-- START DATA LISTING --
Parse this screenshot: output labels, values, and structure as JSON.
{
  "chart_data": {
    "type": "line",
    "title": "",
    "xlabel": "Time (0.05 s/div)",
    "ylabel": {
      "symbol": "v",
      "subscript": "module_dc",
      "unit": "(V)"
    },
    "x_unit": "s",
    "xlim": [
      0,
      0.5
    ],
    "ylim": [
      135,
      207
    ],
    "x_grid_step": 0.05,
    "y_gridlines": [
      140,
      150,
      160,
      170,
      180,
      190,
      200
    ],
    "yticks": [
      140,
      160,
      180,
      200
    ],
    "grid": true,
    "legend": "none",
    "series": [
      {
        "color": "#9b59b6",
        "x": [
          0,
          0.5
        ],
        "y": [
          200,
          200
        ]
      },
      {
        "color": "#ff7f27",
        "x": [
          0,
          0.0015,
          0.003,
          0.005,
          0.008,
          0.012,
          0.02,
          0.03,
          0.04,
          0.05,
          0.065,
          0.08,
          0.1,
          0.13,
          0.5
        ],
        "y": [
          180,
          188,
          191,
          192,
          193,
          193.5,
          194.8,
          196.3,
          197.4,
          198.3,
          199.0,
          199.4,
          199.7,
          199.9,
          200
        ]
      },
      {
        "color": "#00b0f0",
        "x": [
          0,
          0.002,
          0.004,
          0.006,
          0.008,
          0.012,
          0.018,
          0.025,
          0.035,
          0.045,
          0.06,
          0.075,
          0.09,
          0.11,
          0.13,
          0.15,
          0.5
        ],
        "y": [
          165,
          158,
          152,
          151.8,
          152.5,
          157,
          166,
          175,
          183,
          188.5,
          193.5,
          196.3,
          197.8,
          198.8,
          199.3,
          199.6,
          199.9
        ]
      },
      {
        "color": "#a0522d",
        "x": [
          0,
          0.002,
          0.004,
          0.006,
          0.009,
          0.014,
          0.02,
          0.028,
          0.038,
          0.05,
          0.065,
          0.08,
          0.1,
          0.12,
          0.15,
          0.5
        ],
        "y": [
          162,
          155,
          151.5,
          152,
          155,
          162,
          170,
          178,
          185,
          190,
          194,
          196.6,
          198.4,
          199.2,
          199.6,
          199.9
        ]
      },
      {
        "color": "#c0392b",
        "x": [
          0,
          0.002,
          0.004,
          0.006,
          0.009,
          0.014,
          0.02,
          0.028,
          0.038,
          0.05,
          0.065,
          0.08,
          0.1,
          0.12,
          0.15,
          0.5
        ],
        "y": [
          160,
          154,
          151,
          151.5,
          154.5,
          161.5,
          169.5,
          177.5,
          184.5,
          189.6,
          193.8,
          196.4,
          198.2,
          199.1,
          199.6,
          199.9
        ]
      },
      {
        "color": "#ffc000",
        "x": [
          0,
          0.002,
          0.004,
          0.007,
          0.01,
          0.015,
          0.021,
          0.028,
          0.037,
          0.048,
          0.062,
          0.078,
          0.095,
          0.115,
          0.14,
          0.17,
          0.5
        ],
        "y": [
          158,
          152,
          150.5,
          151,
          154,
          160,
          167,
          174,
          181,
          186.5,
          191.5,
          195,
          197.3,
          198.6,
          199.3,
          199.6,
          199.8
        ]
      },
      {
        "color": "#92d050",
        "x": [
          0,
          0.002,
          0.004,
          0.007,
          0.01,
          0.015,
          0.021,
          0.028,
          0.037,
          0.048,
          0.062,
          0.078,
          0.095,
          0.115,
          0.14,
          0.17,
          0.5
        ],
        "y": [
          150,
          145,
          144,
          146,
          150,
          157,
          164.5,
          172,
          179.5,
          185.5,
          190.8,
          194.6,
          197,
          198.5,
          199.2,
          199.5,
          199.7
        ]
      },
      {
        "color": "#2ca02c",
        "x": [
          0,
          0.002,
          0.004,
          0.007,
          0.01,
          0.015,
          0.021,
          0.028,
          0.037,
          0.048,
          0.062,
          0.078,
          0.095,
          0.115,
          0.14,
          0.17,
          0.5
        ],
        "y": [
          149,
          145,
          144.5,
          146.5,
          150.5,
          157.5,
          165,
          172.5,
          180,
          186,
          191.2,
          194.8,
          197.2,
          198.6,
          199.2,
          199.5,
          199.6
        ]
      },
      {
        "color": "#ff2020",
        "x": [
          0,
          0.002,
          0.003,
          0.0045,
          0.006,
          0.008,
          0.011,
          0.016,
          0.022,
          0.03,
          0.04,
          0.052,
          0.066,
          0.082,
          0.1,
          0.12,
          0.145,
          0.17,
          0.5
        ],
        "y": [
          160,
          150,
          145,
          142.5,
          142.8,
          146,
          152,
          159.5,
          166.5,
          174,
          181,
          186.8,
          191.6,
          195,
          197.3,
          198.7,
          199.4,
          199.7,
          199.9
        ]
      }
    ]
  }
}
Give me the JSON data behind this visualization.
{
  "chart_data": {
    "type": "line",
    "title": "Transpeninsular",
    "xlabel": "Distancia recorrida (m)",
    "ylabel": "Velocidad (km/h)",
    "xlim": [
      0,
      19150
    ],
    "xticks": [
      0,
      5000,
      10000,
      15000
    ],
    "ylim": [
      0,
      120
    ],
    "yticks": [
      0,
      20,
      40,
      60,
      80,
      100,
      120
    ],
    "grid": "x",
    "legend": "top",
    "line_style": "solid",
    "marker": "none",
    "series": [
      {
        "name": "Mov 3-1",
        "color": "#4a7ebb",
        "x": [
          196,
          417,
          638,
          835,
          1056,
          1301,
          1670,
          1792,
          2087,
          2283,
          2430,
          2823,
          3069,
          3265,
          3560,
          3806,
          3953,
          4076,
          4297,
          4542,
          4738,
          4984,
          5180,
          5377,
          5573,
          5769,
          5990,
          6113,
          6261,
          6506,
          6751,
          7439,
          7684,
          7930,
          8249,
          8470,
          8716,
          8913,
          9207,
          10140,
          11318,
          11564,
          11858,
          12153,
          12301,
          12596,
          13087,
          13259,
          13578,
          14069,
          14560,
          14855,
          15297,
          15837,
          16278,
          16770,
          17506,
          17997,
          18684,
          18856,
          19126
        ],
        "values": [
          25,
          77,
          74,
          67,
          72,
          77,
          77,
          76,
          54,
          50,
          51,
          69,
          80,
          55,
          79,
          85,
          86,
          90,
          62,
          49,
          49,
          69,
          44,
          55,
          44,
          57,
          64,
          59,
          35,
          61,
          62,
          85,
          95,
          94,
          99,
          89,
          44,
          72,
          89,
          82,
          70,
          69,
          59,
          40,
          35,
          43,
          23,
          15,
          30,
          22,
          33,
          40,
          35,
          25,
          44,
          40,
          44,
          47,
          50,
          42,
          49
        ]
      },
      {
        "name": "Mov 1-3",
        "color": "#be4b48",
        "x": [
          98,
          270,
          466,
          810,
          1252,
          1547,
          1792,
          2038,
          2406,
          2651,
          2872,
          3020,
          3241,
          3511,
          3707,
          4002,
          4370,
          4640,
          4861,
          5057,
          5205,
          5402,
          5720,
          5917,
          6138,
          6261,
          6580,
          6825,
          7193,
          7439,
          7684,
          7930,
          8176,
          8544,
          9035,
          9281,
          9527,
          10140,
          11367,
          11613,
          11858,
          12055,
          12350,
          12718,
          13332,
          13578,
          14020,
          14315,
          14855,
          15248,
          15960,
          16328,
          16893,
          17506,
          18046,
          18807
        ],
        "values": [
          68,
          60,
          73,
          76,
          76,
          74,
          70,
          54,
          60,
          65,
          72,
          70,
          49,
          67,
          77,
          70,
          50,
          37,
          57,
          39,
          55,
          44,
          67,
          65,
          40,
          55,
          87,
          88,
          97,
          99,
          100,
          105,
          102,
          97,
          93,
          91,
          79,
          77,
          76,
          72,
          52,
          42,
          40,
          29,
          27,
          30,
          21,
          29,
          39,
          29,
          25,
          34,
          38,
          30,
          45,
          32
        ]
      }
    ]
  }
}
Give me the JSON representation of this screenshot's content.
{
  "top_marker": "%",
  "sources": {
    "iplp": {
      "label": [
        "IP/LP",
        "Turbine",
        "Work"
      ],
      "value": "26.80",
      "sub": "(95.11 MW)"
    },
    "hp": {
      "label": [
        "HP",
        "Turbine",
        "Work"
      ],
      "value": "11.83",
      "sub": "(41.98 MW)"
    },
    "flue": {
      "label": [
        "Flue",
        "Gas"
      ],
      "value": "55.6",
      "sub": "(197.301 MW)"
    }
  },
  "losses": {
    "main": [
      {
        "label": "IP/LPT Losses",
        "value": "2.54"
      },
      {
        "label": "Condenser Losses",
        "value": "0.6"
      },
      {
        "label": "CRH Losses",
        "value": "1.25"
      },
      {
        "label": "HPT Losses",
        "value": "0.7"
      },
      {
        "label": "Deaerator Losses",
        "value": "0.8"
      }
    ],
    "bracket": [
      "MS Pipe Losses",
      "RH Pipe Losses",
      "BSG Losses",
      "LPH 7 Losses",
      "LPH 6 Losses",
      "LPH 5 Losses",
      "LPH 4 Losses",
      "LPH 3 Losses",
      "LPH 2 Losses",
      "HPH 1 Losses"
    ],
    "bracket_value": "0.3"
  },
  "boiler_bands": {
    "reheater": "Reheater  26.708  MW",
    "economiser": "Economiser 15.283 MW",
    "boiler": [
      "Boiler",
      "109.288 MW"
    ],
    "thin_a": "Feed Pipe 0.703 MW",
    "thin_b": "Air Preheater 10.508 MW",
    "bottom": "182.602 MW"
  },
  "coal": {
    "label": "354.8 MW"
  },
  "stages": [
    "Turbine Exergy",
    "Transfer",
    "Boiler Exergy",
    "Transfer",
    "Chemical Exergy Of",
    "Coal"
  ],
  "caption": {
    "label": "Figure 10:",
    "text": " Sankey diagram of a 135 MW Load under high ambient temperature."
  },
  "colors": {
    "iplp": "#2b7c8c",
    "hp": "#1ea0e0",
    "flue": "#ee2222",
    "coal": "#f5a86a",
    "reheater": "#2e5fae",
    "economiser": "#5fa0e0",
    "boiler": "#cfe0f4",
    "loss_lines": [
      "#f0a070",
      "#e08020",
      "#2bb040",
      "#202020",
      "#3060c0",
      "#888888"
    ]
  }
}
-- END DATA LISTING --
In the listing, find every line containing the word "economiser" and list it.

THE SOLUTION:
    "economiser": "Economiser 15.283 MW",
    "economiser": "#5fa0e0",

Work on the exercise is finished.